_Work required_:
State the number of lines that include the string "首届涠溪中医论坛在我院顺利召开", and write nothing else.

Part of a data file
╭──
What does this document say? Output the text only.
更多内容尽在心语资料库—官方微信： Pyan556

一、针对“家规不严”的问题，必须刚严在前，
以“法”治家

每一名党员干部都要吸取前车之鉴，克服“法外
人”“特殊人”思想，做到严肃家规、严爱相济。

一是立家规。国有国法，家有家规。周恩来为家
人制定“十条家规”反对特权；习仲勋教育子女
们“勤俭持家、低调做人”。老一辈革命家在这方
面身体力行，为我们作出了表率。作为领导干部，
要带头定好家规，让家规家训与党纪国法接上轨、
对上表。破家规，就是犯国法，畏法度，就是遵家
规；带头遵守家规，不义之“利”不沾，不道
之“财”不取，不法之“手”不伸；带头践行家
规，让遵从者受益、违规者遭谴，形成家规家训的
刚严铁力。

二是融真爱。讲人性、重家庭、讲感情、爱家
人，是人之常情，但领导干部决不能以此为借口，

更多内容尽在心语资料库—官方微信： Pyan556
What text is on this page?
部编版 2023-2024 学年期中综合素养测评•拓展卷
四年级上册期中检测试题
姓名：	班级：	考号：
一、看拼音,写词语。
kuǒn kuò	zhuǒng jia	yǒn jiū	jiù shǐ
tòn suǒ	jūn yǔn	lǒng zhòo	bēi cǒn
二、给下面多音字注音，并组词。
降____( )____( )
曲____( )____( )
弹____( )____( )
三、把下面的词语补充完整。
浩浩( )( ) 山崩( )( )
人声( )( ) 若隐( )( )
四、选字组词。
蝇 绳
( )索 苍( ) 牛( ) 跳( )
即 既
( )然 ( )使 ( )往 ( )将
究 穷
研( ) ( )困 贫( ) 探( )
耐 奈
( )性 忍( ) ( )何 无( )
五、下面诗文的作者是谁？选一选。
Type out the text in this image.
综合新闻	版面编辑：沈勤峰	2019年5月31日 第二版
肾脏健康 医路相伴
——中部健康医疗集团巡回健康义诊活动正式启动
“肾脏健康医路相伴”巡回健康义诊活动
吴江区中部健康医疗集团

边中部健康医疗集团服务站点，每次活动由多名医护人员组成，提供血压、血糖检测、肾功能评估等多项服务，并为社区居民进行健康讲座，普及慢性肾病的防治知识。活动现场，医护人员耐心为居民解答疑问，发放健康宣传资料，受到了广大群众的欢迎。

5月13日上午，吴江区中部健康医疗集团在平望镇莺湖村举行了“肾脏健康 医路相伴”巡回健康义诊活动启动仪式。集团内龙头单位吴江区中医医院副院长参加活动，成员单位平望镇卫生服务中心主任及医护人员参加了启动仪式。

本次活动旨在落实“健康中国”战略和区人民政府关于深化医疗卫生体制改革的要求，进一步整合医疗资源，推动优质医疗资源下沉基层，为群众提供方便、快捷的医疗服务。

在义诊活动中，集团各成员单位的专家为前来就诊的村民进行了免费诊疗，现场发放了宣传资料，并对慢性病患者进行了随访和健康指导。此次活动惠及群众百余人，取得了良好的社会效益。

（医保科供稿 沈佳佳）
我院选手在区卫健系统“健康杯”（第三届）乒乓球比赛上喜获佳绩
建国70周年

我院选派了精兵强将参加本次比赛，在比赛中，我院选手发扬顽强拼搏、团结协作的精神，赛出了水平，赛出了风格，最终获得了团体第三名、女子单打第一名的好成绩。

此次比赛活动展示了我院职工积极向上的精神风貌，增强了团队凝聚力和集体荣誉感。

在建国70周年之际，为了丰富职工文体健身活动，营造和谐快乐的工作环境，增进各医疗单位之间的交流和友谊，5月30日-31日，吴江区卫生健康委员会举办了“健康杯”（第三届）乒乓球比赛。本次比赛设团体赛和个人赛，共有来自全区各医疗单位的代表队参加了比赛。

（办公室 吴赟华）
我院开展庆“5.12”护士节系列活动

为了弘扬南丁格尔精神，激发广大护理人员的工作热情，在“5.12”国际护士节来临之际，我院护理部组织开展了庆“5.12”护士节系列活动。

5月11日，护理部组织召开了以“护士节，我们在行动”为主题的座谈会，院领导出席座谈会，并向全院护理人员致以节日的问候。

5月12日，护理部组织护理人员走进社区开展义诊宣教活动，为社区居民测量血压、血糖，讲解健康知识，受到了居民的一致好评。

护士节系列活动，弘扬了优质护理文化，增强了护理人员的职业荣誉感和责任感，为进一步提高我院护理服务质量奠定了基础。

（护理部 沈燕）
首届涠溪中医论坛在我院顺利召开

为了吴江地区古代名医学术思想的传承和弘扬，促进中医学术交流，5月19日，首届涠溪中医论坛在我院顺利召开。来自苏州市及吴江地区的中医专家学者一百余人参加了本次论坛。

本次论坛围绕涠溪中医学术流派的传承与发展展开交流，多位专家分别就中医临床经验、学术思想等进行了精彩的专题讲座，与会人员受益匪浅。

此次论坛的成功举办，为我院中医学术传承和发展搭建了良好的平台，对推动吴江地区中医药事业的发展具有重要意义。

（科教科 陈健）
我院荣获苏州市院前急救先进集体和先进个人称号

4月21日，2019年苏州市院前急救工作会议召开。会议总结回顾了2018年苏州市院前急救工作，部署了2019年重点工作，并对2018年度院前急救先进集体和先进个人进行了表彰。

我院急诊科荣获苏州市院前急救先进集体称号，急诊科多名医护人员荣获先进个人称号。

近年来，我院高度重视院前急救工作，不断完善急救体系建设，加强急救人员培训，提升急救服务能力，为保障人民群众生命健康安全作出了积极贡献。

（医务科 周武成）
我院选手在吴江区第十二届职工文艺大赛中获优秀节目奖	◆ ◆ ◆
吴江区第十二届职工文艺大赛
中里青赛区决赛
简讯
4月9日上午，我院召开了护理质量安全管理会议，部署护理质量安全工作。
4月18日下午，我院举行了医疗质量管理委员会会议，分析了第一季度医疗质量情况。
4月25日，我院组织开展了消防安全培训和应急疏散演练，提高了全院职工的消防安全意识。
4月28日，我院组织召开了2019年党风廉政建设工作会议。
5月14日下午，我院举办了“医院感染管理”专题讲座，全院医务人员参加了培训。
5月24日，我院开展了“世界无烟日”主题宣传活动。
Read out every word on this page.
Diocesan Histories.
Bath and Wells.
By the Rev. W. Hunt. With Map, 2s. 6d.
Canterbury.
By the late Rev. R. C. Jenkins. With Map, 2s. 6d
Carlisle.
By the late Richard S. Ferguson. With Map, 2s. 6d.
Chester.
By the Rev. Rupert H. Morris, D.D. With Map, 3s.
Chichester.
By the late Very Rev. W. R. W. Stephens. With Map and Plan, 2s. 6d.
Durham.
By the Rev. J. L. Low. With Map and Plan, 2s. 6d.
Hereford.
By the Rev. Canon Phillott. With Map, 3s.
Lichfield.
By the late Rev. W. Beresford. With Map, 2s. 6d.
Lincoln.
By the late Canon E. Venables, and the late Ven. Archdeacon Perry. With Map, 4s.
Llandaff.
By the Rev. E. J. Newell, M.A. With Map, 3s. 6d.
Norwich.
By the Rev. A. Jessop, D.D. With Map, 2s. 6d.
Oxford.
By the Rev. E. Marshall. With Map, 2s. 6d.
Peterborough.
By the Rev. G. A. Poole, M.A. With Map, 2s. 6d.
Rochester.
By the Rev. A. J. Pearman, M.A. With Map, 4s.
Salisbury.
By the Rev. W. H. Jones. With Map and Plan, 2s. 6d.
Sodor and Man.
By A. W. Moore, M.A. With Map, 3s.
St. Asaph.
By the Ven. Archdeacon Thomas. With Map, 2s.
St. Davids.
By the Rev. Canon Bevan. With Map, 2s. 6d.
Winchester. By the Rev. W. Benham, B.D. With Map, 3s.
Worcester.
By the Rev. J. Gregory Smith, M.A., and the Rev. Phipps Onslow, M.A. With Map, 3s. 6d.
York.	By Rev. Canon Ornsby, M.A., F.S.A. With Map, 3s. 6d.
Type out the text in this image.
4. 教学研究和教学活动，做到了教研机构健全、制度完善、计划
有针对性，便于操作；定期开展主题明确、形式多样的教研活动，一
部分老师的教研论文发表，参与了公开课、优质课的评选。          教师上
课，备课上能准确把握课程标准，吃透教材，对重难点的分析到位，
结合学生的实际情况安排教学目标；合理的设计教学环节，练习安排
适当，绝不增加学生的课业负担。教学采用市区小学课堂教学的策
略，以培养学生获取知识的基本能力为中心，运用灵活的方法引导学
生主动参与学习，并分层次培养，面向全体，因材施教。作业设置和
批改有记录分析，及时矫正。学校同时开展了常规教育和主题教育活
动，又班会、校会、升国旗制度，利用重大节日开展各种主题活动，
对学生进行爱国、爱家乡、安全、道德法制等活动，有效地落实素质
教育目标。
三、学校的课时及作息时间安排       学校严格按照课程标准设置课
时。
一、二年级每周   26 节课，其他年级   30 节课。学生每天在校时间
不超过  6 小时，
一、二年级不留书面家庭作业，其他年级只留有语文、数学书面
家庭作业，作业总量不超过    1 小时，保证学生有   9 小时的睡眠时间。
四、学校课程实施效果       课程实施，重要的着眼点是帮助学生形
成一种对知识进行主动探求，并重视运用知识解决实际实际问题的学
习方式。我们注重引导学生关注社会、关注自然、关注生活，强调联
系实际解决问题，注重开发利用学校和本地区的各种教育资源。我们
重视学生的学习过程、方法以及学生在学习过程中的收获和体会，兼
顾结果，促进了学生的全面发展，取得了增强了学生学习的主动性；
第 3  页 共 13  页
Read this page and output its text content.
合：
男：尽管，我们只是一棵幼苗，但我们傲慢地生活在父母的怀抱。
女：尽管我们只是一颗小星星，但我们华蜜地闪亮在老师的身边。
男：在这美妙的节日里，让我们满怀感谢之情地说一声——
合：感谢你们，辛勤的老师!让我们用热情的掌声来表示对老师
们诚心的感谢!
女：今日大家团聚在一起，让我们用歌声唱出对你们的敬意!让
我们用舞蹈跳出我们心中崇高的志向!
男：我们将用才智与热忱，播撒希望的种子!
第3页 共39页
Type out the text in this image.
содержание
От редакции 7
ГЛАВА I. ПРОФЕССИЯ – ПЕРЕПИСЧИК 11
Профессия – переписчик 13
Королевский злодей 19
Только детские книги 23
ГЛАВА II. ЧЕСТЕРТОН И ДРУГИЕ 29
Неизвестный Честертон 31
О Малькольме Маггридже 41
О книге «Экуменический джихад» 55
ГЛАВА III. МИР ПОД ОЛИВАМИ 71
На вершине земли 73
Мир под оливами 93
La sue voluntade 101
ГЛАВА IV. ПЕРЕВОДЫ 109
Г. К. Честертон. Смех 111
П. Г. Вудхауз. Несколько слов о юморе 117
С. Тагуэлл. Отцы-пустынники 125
╰──
_Problem solution_:
2